» PROBLEM STATEMENT: Go over the entries below line by line, copying each one that contains the word "edit".

» DATASET EXCERPTS:
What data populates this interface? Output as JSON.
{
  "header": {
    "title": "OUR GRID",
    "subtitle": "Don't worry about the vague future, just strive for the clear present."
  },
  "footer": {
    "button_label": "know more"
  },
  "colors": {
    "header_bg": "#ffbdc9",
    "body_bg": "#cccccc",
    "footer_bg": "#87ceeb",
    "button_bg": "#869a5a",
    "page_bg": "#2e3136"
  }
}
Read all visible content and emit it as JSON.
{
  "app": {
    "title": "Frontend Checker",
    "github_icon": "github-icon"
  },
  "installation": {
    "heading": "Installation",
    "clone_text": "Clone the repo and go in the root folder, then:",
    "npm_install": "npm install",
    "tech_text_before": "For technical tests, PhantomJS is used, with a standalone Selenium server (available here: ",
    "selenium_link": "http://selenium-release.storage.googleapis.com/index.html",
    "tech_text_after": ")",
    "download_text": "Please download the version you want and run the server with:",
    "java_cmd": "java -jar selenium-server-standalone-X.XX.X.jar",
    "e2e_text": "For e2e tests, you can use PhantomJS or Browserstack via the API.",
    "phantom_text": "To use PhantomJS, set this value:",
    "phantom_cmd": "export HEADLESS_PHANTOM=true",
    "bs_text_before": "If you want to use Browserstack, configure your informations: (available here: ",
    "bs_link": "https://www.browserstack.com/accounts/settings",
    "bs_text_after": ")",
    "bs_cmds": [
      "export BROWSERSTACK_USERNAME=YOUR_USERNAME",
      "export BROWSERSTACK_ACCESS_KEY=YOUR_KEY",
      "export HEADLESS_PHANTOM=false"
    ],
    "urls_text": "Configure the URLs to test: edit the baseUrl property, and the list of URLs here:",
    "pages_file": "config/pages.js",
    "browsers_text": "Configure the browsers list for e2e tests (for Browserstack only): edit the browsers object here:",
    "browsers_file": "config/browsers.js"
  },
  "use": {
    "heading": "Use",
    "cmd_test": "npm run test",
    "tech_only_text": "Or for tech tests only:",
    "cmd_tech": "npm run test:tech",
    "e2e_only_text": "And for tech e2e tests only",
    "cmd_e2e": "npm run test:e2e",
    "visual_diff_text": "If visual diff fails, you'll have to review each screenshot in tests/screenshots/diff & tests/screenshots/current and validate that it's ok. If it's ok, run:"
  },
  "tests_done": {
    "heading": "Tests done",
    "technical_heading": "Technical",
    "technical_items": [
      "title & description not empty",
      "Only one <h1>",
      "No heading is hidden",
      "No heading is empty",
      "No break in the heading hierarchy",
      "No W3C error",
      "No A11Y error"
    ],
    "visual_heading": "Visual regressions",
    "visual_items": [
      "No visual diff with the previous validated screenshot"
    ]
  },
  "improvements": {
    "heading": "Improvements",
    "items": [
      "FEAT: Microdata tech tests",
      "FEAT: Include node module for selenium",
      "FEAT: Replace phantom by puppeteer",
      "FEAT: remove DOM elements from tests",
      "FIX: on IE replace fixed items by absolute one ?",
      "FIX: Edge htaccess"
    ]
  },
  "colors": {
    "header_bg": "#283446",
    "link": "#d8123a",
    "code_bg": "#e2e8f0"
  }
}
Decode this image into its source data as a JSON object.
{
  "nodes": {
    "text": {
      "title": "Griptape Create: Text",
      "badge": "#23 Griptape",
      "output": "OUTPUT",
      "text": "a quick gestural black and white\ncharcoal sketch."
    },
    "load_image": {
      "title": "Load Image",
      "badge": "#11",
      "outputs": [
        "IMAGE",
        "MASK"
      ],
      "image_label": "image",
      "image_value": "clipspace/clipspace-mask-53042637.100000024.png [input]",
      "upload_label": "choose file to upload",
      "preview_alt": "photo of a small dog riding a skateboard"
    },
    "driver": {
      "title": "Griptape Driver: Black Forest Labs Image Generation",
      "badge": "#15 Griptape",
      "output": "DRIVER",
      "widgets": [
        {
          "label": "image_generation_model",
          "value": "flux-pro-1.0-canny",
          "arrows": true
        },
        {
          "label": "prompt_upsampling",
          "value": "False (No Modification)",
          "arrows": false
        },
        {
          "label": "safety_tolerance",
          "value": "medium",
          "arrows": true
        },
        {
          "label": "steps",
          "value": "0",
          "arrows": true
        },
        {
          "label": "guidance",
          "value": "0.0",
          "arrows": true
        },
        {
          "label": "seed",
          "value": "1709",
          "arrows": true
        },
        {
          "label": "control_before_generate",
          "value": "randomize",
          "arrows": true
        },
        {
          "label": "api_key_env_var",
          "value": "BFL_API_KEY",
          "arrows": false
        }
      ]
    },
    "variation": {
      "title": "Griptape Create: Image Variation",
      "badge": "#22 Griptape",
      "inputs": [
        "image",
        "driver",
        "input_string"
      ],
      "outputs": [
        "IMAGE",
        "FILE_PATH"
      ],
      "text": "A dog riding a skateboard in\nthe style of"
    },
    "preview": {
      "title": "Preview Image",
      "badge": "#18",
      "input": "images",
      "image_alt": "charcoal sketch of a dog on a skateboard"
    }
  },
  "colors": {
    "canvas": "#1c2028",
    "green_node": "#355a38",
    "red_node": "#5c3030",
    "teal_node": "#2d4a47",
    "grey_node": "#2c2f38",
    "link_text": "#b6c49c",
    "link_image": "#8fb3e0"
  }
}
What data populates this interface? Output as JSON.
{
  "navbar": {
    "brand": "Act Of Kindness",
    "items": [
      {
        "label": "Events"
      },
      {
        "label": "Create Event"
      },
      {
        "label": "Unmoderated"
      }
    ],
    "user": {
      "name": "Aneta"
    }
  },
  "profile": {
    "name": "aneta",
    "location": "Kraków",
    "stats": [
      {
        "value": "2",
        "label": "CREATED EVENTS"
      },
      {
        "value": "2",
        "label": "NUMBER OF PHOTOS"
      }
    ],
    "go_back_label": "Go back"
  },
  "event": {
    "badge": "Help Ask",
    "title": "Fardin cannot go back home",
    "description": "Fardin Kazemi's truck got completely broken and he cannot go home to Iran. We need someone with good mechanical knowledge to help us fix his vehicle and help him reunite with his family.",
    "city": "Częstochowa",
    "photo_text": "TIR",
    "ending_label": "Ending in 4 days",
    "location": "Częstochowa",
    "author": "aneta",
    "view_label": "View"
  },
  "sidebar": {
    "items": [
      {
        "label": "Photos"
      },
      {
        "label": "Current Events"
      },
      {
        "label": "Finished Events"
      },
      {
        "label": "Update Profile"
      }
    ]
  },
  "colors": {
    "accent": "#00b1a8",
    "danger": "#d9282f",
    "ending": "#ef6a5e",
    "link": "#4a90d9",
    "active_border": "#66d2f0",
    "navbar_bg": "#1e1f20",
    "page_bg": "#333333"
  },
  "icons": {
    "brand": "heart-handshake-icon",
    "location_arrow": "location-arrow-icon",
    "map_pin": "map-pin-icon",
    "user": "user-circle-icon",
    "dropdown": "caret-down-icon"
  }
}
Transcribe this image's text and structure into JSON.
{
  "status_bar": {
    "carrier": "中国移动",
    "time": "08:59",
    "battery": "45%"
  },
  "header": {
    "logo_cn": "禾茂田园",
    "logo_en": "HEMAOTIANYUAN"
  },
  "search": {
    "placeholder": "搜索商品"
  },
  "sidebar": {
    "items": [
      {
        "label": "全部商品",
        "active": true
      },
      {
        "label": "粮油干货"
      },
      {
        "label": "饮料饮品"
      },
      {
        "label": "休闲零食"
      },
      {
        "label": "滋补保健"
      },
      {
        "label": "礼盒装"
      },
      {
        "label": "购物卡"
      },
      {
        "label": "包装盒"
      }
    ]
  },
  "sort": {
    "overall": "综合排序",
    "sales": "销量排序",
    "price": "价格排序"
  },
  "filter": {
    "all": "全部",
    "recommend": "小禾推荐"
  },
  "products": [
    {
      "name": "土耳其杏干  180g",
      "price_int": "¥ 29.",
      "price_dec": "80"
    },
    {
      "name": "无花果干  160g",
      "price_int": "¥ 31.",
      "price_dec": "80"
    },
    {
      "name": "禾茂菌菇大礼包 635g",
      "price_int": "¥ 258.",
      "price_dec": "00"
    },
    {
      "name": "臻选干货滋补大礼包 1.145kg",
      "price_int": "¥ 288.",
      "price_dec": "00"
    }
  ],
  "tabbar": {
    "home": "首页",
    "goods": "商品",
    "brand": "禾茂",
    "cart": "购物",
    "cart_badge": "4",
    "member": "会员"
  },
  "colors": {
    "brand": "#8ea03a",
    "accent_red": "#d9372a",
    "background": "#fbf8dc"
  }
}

» EXERCISE OUTPUT:
    "urls_text": "Configure the URLs to test: edit the baseUrl property, and the list of URLs here:",
    "browsers_text": "Configure the browsers list for e2e tests (for Browserstack only): edit the browsers object here:",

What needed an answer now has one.